EXTRACTED INFORMATION:
•••

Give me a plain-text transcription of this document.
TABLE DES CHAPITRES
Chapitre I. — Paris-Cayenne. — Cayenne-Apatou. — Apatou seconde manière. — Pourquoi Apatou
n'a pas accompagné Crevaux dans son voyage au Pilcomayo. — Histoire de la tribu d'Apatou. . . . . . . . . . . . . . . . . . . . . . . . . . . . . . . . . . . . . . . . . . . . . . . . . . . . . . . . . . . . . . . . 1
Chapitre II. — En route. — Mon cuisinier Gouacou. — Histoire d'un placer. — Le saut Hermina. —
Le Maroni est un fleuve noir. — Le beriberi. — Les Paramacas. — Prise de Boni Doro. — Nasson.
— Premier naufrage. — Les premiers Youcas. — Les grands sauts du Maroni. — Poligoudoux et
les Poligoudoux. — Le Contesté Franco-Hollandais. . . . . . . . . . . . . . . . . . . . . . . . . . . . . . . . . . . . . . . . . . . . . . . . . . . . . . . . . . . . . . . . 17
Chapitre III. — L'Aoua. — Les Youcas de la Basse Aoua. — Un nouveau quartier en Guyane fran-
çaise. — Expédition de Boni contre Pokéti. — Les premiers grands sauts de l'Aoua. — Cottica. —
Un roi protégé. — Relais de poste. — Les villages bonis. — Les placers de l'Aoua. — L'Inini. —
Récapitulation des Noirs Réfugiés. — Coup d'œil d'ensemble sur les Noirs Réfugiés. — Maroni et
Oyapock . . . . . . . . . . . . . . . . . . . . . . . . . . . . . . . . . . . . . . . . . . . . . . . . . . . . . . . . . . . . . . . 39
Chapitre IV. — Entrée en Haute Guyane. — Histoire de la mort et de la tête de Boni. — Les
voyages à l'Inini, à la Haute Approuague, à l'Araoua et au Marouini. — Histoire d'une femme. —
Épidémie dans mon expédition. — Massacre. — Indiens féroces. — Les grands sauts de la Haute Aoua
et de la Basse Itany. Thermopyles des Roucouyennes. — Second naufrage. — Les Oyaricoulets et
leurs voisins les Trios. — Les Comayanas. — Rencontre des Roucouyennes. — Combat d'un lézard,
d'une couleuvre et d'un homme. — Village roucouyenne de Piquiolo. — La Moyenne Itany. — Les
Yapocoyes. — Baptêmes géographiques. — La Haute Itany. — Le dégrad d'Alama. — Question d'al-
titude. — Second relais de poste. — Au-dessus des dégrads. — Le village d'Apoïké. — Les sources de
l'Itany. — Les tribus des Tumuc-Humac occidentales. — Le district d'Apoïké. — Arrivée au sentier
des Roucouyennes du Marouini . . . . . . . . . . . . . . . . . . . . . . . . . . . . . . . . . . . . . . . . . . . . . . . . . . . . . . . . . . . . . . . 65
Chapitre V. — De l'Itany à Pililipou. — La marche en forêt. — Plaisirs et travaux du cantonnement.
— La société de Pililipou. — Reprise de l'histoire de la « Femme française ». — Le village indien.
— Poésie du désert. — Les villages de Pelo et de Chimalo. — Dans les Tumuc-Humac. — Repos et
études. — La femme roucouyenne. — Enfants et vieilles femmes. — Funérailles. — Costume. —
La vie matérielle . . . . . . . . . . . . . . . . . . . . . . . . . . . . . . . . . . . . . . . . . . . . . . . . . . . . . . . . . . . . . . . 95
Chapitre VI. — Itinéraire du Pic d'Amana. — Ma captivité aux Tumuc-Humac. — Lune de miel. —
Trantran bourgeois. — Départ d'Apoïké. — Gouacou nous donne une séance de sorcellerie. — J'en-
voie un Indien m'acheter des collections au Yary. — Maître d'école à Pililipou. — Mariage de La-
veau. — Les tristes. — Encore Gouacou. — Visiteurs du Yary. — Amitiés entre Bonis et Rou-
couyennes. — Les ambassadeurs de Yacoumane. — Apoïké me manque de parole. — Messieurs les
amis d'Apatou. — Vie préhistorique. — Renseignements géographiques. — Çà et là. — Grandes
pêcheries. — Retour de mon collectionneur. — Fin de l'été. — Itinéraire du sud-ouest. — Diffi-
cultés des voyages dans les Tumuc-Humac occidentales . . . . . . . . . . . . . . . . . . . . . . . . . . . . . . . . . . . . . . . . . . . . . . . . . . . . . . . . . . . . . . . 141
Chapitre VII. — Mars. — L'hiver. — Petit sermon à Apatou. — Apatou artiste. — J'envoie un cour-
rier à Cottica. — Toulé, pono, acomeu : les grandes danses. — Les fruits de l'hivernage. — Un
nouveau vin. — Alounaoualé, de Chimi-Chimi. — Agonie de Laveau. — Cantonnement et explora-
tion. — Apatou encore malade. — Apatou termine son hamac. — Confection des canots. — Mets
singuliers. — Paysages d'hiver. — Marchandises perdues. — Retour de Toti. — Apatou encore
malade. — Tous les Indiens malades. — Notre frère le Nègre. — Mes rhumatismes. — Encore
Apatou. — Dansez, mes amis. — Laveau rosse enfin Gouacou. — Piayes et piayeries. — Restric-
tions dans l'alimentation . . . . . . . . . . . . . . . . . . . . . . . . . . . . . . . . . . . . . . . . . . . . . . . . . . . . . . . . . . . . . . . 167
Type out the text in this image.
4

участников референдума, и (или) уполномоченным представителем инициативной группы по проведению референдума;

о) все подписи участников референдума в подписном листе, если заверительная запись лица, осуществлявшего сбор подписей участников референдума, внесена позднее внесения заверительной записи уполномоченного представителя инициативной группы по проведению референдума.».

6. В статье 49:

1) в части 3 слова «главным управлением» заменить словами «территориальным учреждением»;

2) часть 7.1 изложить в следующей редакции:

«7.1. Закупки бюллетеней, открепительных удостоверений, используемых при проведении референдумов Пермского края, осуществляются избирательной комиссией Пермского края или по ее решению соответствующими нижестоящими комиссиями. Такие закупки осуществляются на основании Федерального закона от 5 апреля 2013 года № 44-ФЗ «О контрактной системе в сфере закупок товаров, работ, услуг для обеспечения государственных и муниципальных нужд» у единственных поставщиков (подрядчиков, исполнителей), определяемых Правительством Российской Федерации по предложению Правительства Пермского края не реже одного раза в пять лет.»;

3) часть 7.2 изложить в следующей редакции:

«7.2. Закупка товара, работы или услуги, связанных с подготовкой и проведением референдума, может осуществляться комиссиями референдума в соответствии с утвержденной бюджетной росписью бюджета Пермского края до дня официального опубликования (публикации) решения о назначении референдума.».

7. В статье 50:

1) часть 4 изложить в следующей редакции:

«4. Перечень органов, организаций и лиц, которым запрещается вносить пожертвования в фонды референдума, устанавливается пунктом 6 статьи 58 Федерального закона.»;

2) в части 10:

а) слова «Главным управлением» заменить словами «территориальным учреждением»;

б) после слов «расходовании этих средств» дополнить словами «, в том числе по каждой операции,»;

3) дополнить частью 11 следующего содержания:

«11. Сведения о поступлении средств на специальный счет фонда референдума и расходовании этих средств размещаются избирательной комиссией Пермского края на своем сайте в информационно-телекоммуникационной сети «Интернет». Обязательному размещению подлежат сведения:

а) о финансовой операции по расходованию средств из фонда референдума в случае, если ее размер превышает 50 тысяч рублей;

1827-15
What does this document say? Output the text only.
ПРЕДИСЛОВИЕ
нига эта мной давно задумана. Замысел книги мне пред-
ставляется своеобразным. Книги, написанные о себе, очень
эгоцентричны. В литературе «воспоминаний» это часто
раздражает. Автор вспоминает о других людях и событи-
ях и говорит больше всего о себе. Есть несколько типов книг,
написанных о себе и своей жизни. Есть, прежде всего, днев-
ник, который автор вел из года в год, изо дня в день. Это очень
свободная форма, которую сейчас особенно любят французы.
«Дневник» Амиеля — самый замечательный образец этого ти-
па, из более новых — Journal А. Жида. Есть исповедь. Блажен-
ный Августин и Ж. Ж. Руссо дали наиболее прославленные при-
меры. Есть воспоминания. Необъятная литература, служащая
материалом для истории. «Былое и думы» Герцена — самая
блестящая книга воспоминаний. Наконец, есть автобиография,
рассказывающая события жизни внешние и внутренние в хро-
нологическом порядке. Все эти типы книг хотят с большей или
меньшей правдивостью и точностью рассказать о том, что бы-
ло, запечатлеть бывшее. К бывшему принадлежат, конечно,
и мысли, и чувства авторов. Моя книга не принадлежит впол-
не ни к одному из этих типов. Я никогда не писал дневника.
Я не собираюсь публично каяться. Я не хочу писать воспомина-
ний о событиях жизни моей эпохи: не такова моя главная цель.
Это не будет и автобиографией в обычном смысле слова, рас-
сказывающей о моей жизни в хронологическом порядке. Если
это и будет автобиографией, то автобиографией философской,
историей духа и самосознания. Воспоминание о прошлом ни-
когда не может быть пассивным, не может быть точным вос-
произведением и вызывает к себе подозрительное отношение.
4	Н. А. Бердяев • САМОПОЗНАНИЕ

•••

WHAT YOU NEED TO DO:
Using the entries above, tally how many lines have the word "комиссиями" in them; write the number and nothing more.

TASK RESULT:
2